• Job
Convert every line of the records below into a JSON list of strings, one string per line, omitting blank lines. Leave the pictures out of the list.

• Given data

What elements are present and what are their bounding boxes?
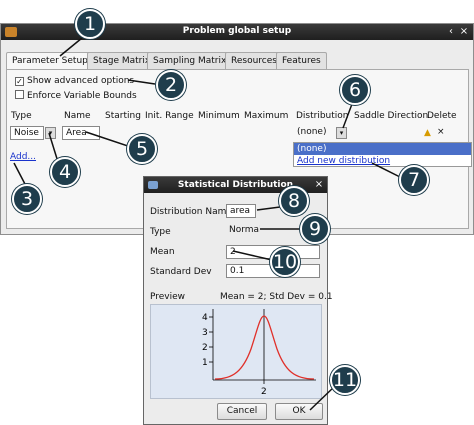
leader-4 (48, 132, 59, 163)
callout-4: 4 (50, 157, 80, 187)
leader-11 (309, 385, 336, 411)
leader-10 (232, 250, 273, 261)
leader-6 (342, 103, 353, 129)
leader-1 (59, 37, 83, 57)
leader-3 (13, 162, 27, 187)
leader-7 (371, 162, 401, 178)
callout-11: 11 (330, 365, 360, 395)
callout-6: 6 (340, 75, 370, 105)
callout-9: 9 (300, 214, 330, 244)
leader-5 (85, 131, 129, 147)
leader-2 (127, 79, 156, 85)
leader-8 (256, 206, 281, 211)
callout-3: 3 (12, 184, 42, 214)
callout-8: 8 (279, 186, 309, 216)
callout-leaders (13, 37, 401, 411)
callout-7: 7 (399, 165, 429, 195)
callout-1: 1 (75, 9, 105, 39)
callout-5: 5 (127, 134, 157, 164)
callout-10: 10 (270, 247, 300, 277)
callout-2: 2 (156, 70, 186, 100)
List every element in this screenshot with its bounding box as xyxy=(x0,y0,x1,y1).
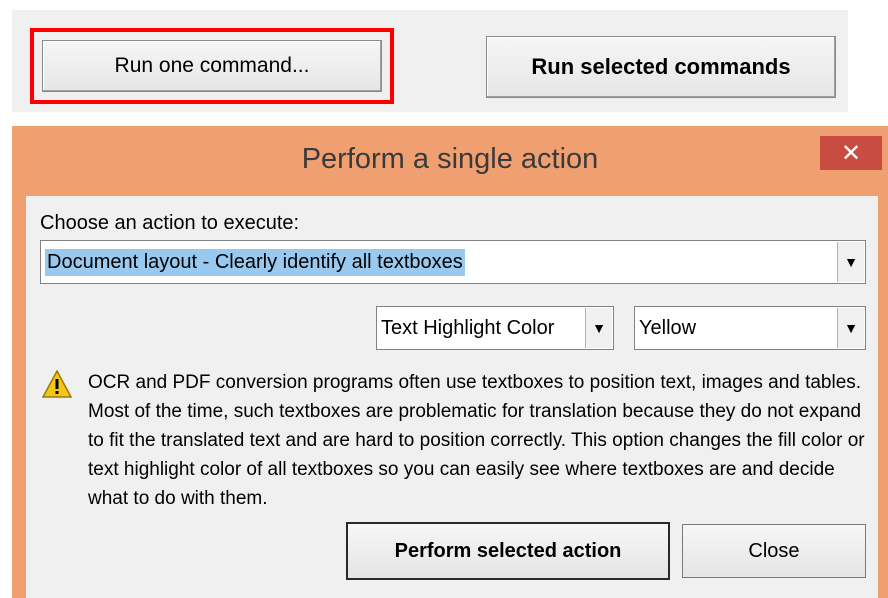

• Exercise result
[
  "What elements are present and what are their bounding boxes?",
  "leader-4 (48, 132, 59, 163)",
  "callout-4: 4 (50, 157, 80, 187)",
  "leader-11 (309, 385, 336, 411)",
  "leader-10 (232, 250, 273, 261)",
  "leader-6 (342, 103, 353, 129)",
  "leader-1 (59, 37, 83, 57)",
  "leader-3 (13, 162, 27, 187)",
  "leader-7 (371, 162, 401, 178)",
  "callout-11: 11 (330, 365, 360, 395)",
  "callout-6: 6 (340, 75, 370, 105)",
  "callout-9: 9 (300, 214, 330, 244)",
  "leader-5 (85, 131, 129, 147)",
  "leader-2 (127, 79, 156, 85)",
  "leader-8 (256, 206, 281, 211)",
  "callout-3: 3 (12, 184, 42, 214)",
  "callout-8: 8 (279, 186, 309, 216)",
  "callout-leaders (13, 37, 401, 411)",
  "callout-7: 7 (399, 165, 429, 195)",
  "callout-1: 1 (75, 9, 105, 39)",
  "callout-5: 5 (127, 134, 157, 164)",
  "callout-10: 10 (270, 247, 300, 277)",
  "callout-2: 2 (156, 70, 186, 100)",
  "List every element in this screenshot with its bounding box as xyxy=(x0,y0,x1,y1)."
]